# [Written problem]
Find the lines below that contain the word "right" and count them. Only the number should be given.
==========
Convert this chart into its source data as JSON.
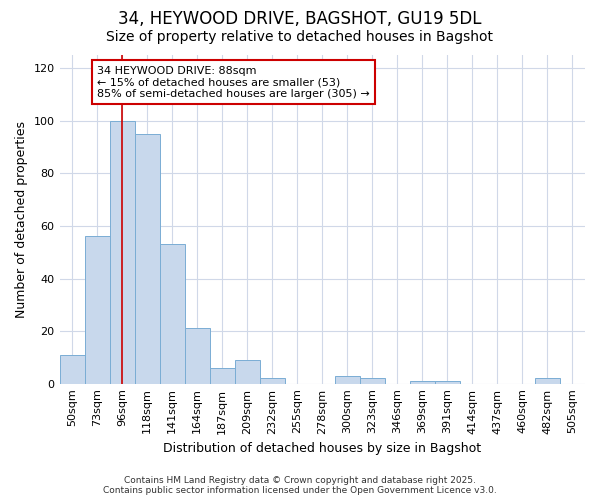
{
  "title_line1": "34, HEYWOOD DRIVE, BAGSHOT, GU19 5DL",
  "title_line2": "Size of property relative to detached houses in Bagshot",
  "xlabel": "Distribution of detached houses by size in Bagshot",
  "ylabel": "Number of detached properties",
  "categories": [
    "50sqm",
    "73sqm",
    "96sqm",
    "118sqm",
    "141sqm",
    "164sqm",
    "187sqm",
    "209sqm",
    "232sqm",
    "255sqm",
    "278sqm",
    "300sqm",
    "323sqm",
    "346sqm",
    "369sqm",
    "391sqm",
    "414sqm",
    "437sqm",
    "460sqm",
    "482sqm",
    "505sqm"
  ],
  "values": [
    11,
    56,
    100,
    95,
    53,
    21,
    6,
    9,
    2,
    0,
    0,
    3,
    2,
    0,
    1,
    1,
    0,
    0,
    0,
    2,
    0
  ],
  "bar_color": "#c8d8ec",
  "bar_edge_color": "#7aadd4",
  "red_line_x": 1.98,
  "annotation_text": "34 HEYWOOD DRIVE: 88sqm\n← 15% of detached houses are smaller (53)\n85% of semi-detached houses are larger (305) →",
  "annotation_box_facecolor": "white",
  "annotation_box_edgecolor": "#cc0000",
  "ylim": [
    0,
    125
  ],
  "yticks": [
    0,
    20,
    40,
    60,
    80,
    100,
    120
  ],
  "footer_line1": "Contains HM Land Registry data © Crown copyright and database right 2025.",
  "footer_line2": "Contains public sector information licensed under the Open Government Licence v3.0.",
  "background_color": "#ffffff",
  "grid_color": "#d0d8e8",
  "title_fontsize": 12,
  "subtitle_fontsize": 10,
  "tick_fontsize": 8,
  "ylabel_fontsize": 9,
  "xlabel_fontsize": 9
}
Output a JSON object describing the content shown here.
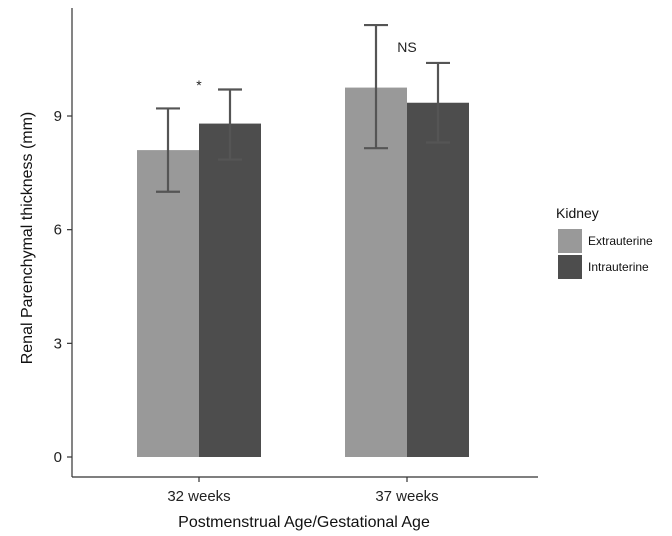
{
  "chart_data": {
    "type": "bar",
    "title": "",
    "xlabel": "Postmenstrual Age/Gestational Age",
    "ylabel": "Renal Parenchymal thickness (mm)",
    "categories": [
      "32 weeks",
      "37 weeks"
    ],
    "ylim": [
      0,
      11.8
    ],
    "yticks": [
      0,
      3,
      6,
      9
    ],
    "grid": false,
    "legend": {
      "title": "Kidney",
      "position": "right"
    },
    "series": [
      {
        "name": "Extrauterine",
        "color": "#999999",
        "values": [
          8.1,
          9.75
        ],
        "error_low": [
          7.0,
          8.15
        ],
        "error_high": [
          9.2,
          11.4
        ]
      },
      {
        "name": "Intrauterine",
        "color": "#4d4d4d",
        "values": [
          8.8,
          9.35
        ],
        "error_low": [
          7.85,
          8.3
        ],
        "error_high": [
          9.7,
          10.4
        ]
      }
    ],
    "annotations": [
      "*",
      "NS"
    ]
  }
}
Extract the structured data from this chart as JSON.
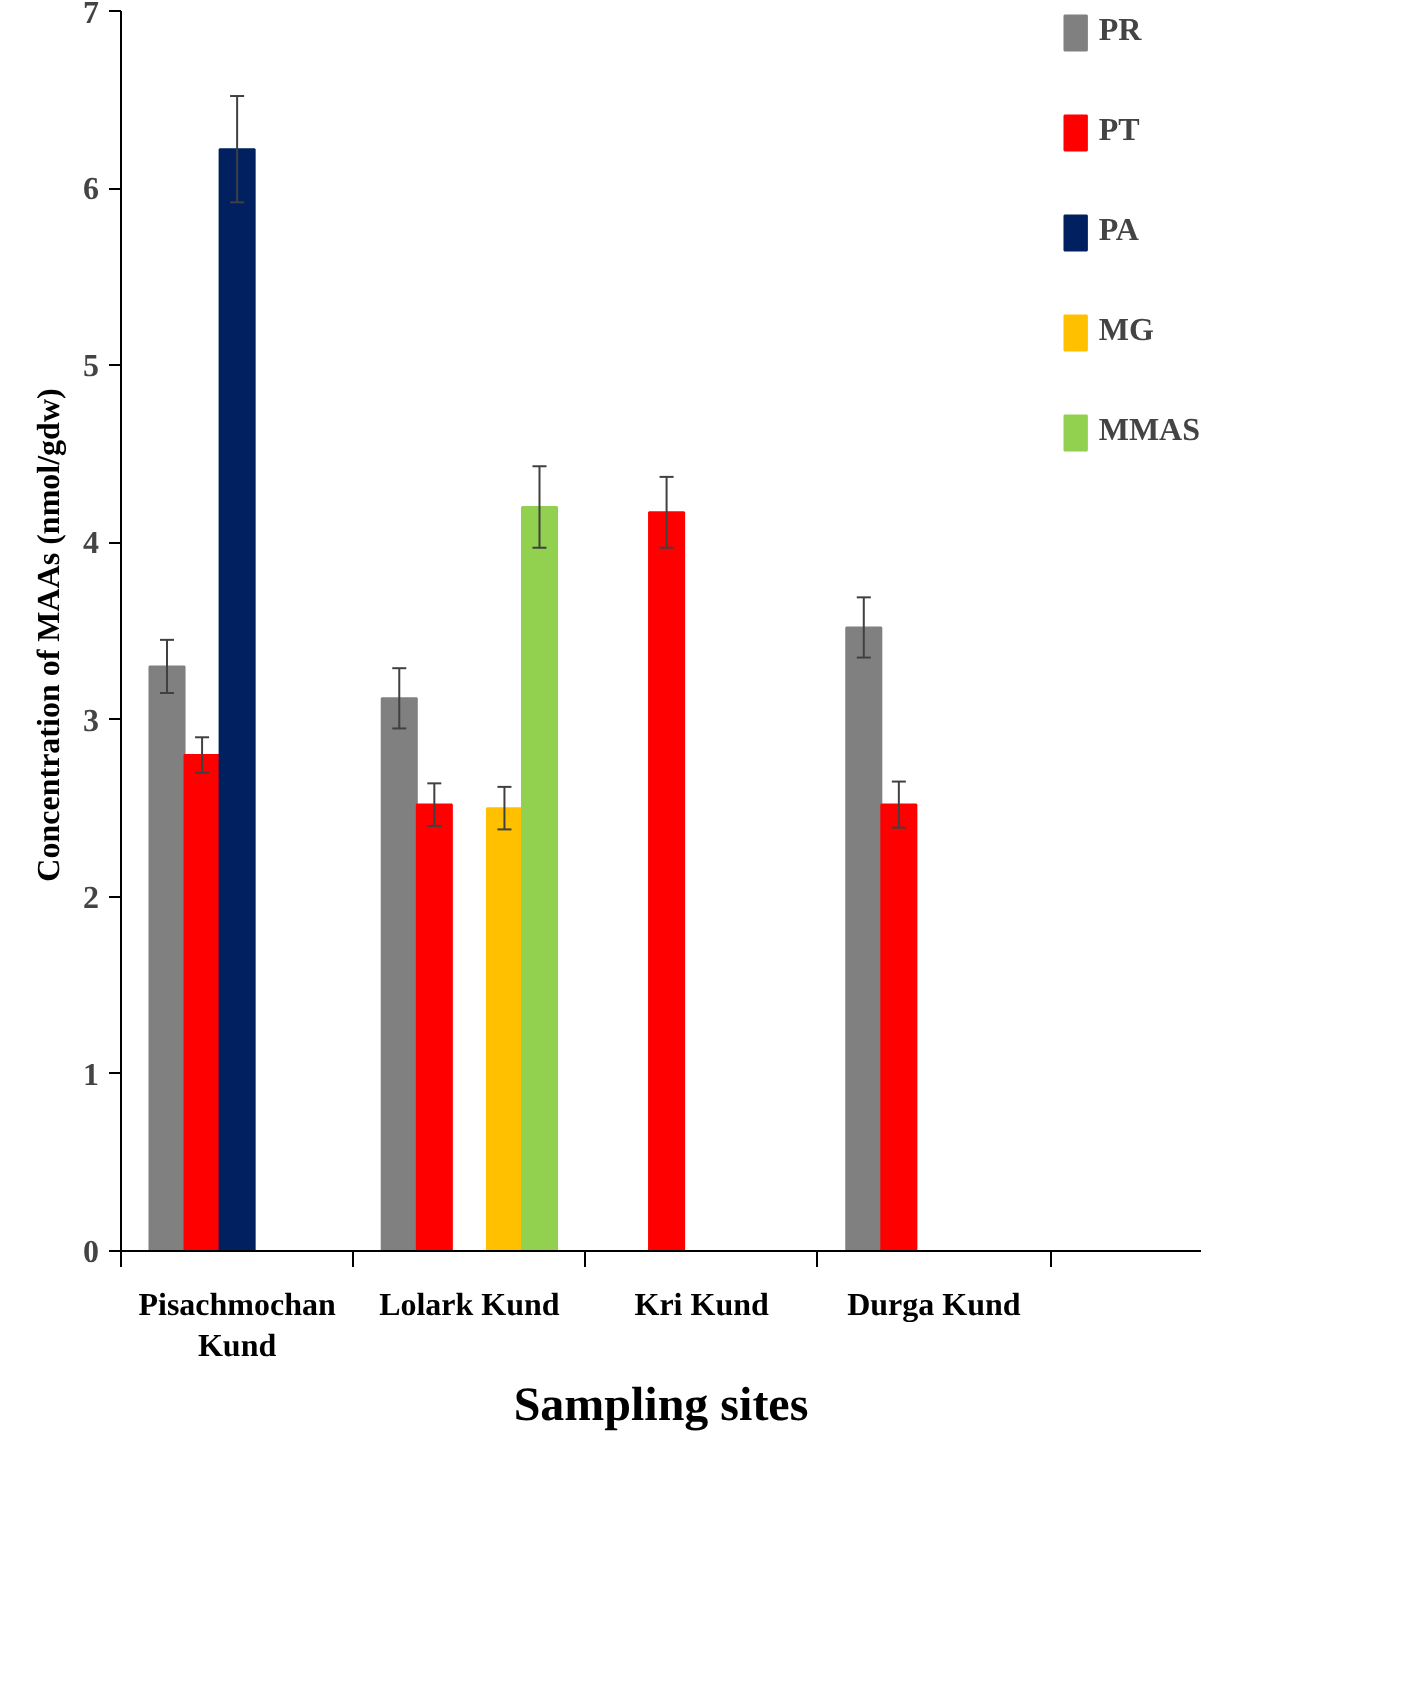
{
  "chart_data": {
    "type": "bar",
    "xlabel": "Sampling sites",
    "ylabel": "Concentration of MAAs  (nmol/gdw)",
    "categories": [
      "Pisachmochan Kund",
      "Lolark Kund",
      "Kri Kund",
      "Durga Kund"
    ],
    "series": [
      {
        "name": "PR",
        "color": "#808080",
        "values": [
          3.3,
          3.12,
          null,
          3.52
        ],
        "errors": [
          0.15,
          0.17,
          null,
          0.17
        ]
      },
      {
        "name": "PT",
        "color": "#ff0000",
        "values": [
          2.8,
          2.52,
          4.17,
          2.52
        ],
        "errors": [
          0.1,
          0.12,
          0.2,
          0.13
        ]
      },
      {
        "name": "PA",
        "color": "#002060",
        "values": [
          6.22,
          null,
          null,
          null
        ],
        "errors": [
          0.3,
          null,
          null,
          null
        ]
      },
      {
        "name": "MG",
        "color": "#ffc000",
        "values": [
          null,
          2.5,
          null,
          null
        ],
        "errors": [
          null,
          0.12,
          null,
          null
        ]
      },
      {
        "name": "MMAS",
        "color": "#92d050",
        "values": [
          null,
          4.2,
          null,
          null
        ],
        "errors": [
          null,
          0.23,
          null,
          null
        ]
      }
    ],
    "ylim": [
      0,
      7
    ],
    "yticks": [
      0,
      1,
      2,
      3,
      4,
      5,
      6,
      7
    ],
    "grid": false,
    "legend": "right"
  }
}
==========
# [Solution to this exercise]
3